## Task to carry out
Pick out each line of the records that includes the string "section", and copy it.

-- Records shown start --

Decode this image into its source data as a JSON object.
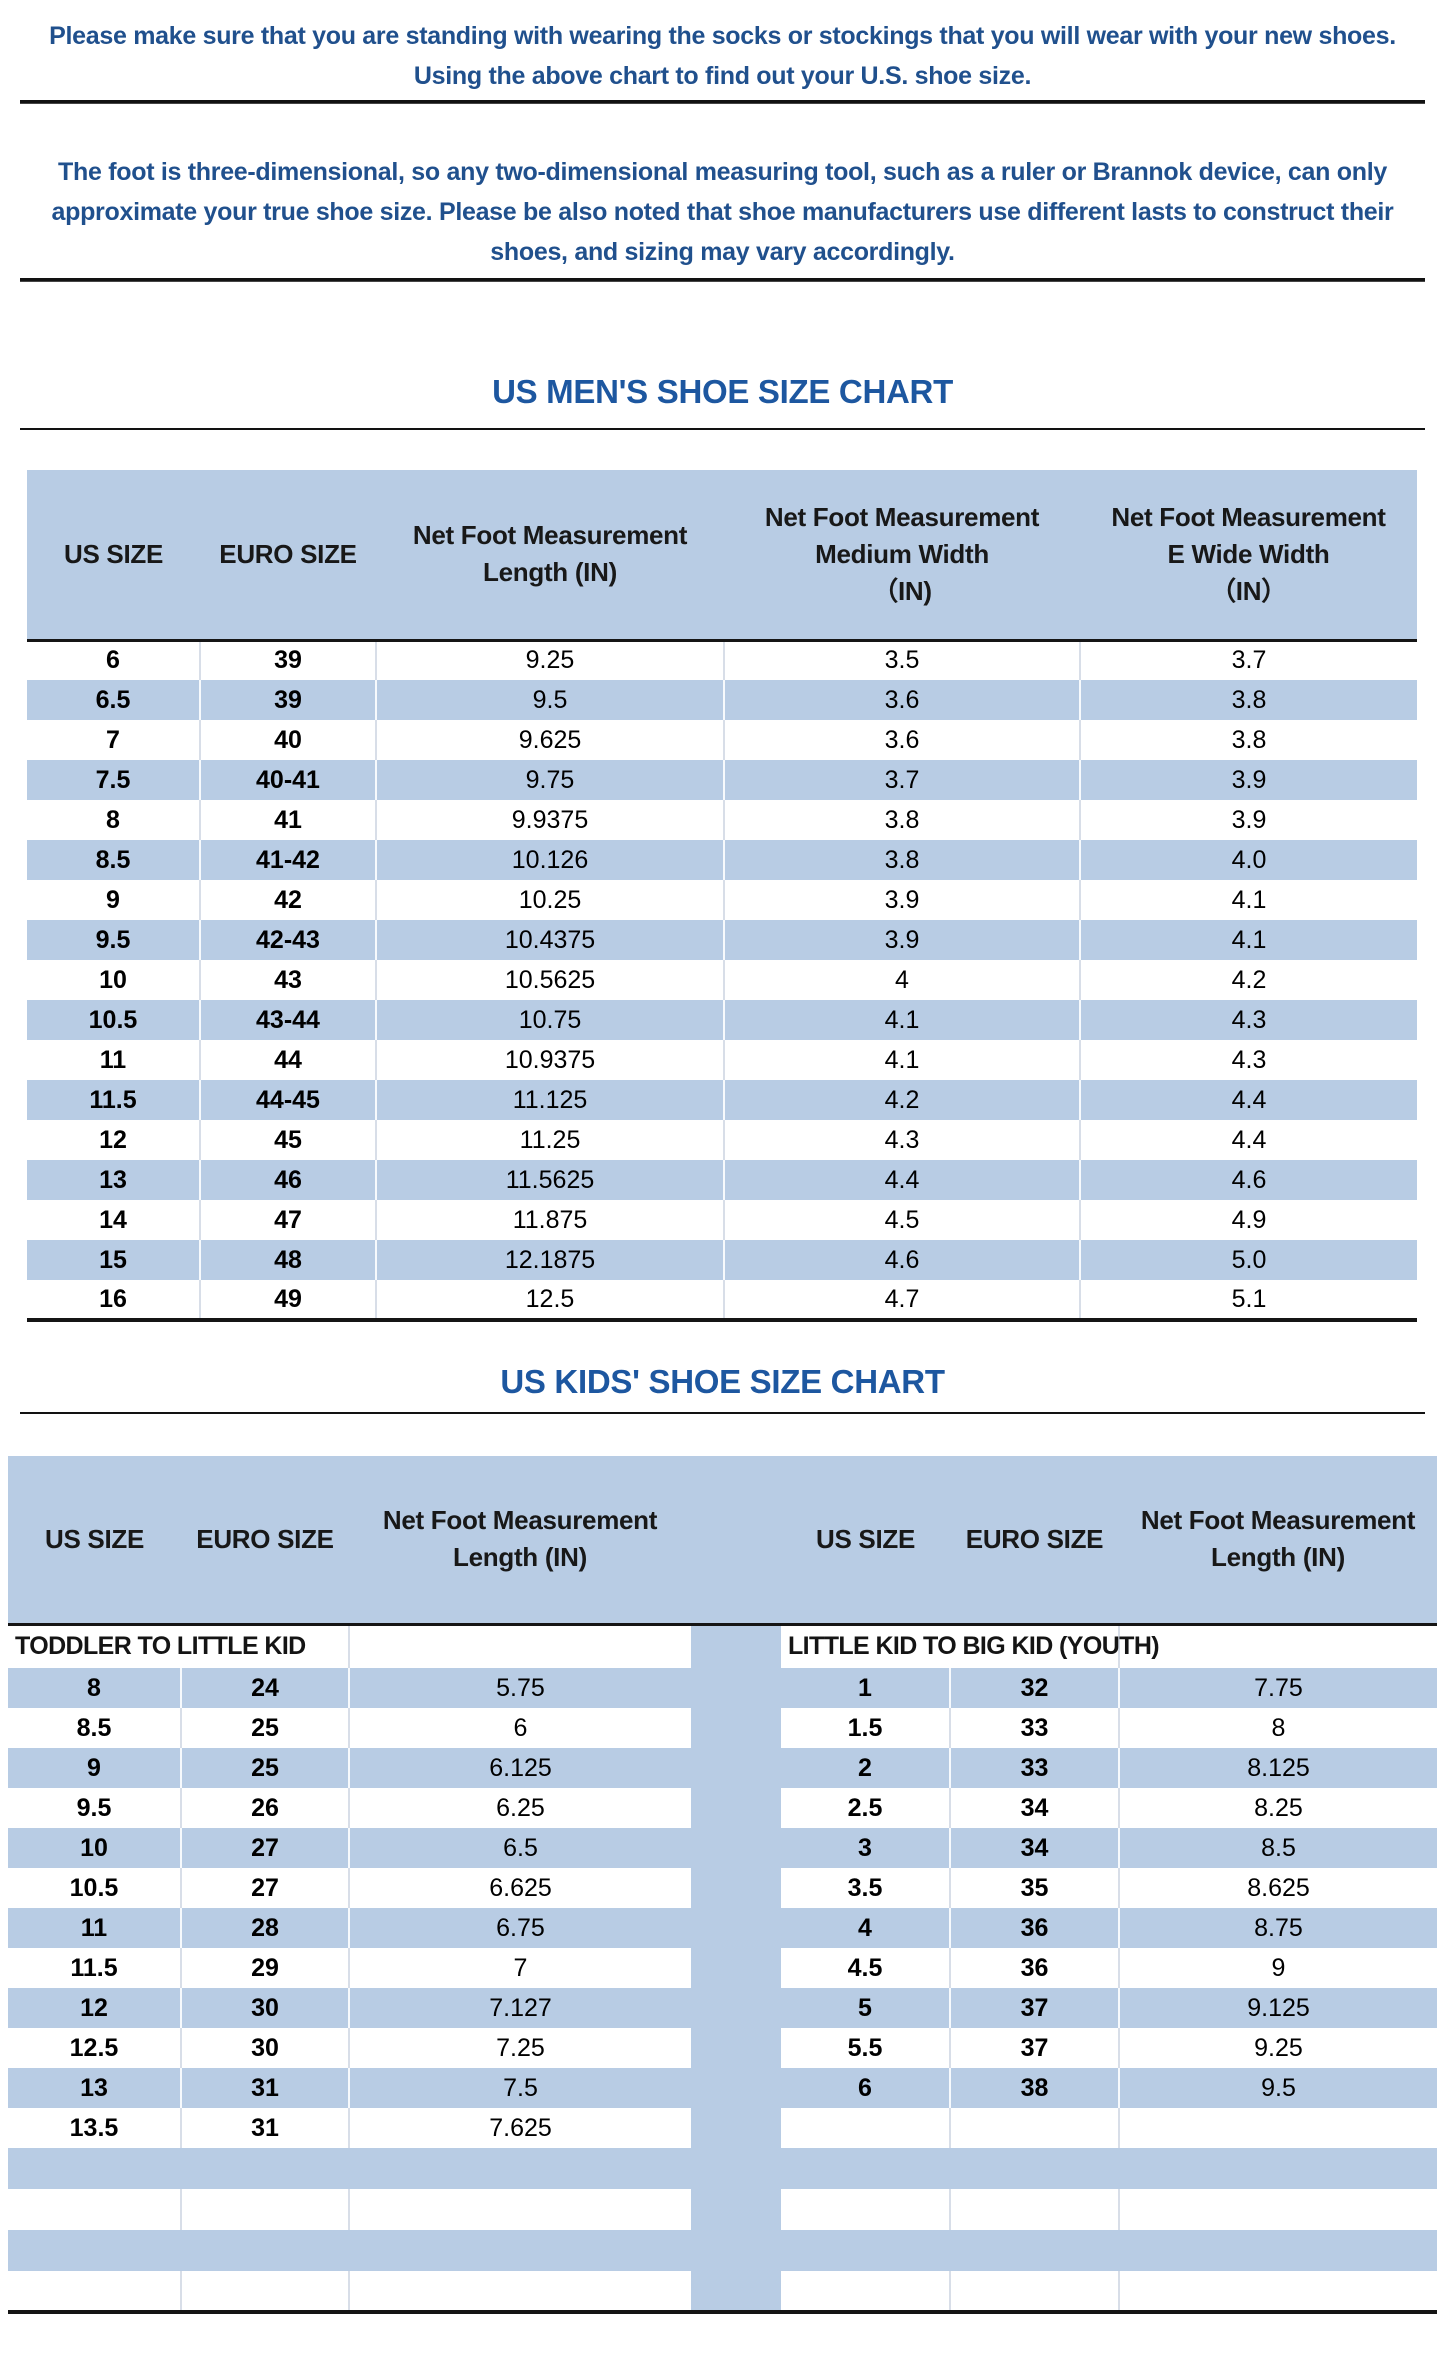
{
  "colors": {
    "stripe_blue": "#b8cce4",
    "paragraph_blue": "#20508d",
    "title_blue": "#1d57a0",
    "line_black": "#151515"
  },
  "intro": {
    "p1_lines": [
      "Please make sure that you are standing with wearing the socks or stockings that you will wear with your new shoes.",
      "Using the above chart to find out your U.S. shoe size."
    ],
    "p2_lines": [
      "The foot is three-dimensional, so any two-dimensional measuring tool, such as a ruler or Brannok device, can only",
      "approximate your true shoe size. Please be also noted that shoe manufacturers use different lasts to construct their",
      "shoes, and sizing may vary accordingly."
    ]
  },
  "mens_chart": {
    "title": "US MEN'S SHOE SIZE CHART",
    "columns": [
      "US SIZE",
      "EURO SIZE",
      "Net Foot Measurement\nLength (IN)",
      "Net Foot Measurement\nMedium Width\n（IN)",
      "Net Foot Measurement\nE Wide Width\n（IN）"
    ],
    "rows": [
      [
        "6",
        "39",
        "9.25",
        "3.5",
        "3.7"
      ],
      [
        "6.5",
        "39",
        "9.5",
        "3.6",
        "3.8"
      ],
      [
        "7",
        "40",
        "9.625",
        "3.6",
        "3.8"
      ],
      [
        "7.5",
        "40-41",
        "9.75",
        "3.7",
        "3.9"
      ],
      [
        "8",
        "41",
        "9.9375",
        "3.8",
        "3.9"
      ],
      [
        "8.5",
        "41-42",
        "10.126",
        "3.8",
        "4.0"
      ],
      [
        "9",
        "42",
        "10.25",
        "3.9",
        "4.1"
      ],
      [
        "9.5",
        "42-43",
        "10.4375",
        "3.9",
        "4.1"
      ],
      [
        "10",
        "43",
        "10.5625",
        "4",
        "4.2"
      ],
      [
        "10.5",
        "43-44",
        "10.75",
        "4.1",
        "4.3"
      ],
      [
        "11",
        "44",
        "10.9375",
        "4.1",
        "4.3"
      ],
      [
        "11.5",
        "44-45",
        "11.125",
        "4.2",
        "4.4"
      ],
      [
        "12",
        "45",
        "11.25",
        "4.3",
        "4.4"
      ],
      [
        "13",
        "46",
        "11.5625",
        "4.4",
        "4.6"
      ],
      [
        "14",
        "47",
        "11.875",
        "4.5",
        "4.9"
      ],
      [
        "15",
        "48",
        "12.1875",
        "4.6",
        "5.0"
      ],
      [
        "16",
        "49",
        "12.5",
        "4.7",
        "5.1"
      ]
    ]
  },
  "kids_chart": {
    "title": "US KIDS' SHOE SIZE CHART",
    "empty_rows": 4,
    "left": {
      "section": "TODDLER TO LITTLE KID",
      "columns": [
        "US SIZE",
        "EURO SIZE",
        "Net Foot Measurement\nLength (IN)"
      ],
      "rows": [
        [
          "8",
          "24",
          "5.75"
        ],
        [
          "8.5",
          "25",
          "6"
        ],
        [
          "9",
          "25",
          "6.125"
        ],
        [
          "9.5",
          "26",
          "6.25"
        ],
        [
          "10",
          "27",
          "6.5"
        ],
        [
          "10.5",
          "27",
          "6.625"
        ],
        [
          "11",
          "28",
          "6.75"
        ],
        [
          "11.5",
          "29",
          "7"
        ],
        [
          "12",
          "30",
          "7.127"
        ],
        [
          "12.5",
          "30",
          "7.25"
        ],
        [
          "13",
          "31",
          "7.5"
        ],
        [
          "13.5",
          "31",
          "7.625"
        ]
      ]
    },
    "right": {
      "section": "LITTLE KID TO BIG KID (YOUTH)",
      "columns": [
        "US SIZE",
        "EURO SIZE",
        "Net Foot Measurement\nLength (IN)"
      ],
      "rows": [
        [
          "1",
          "32",
          "7.75"
        ],
        [
          "1.5",
          "33",
          "8"
        ],
        [
          "2",
          "33",
          "8.125"
        ],
        [
          "2.5",
          "34",
          "8.25"
        ],
        [
          "3",
          "34",
          "8.5"
        ],
        [
          "3.5",
          "35",
          "8.625"
        ],
        [
          "4",
          "36",
          "8.75"
        ],
        [
          "4.5",
          "36",
          "9"
        ],
        [
          "5",
          "37",
          "9.125"
        ],
        [
          "5.5",
          "37",
          "9.25"
        ],
        [
          "6",
          "38",
          "9.5"
        ],
        [
          "",
          "",
          ""
        ]
      ]
    }
  }
}
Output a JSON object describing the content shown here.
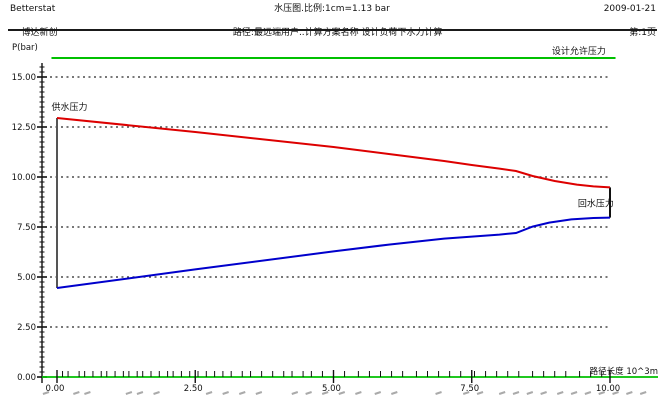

-- Records shown end --

## Exercise output
      "section": "TODDLER TO LITTLE KID",
      "section": "LITTLE KID TO BIG KID (YOUTH)",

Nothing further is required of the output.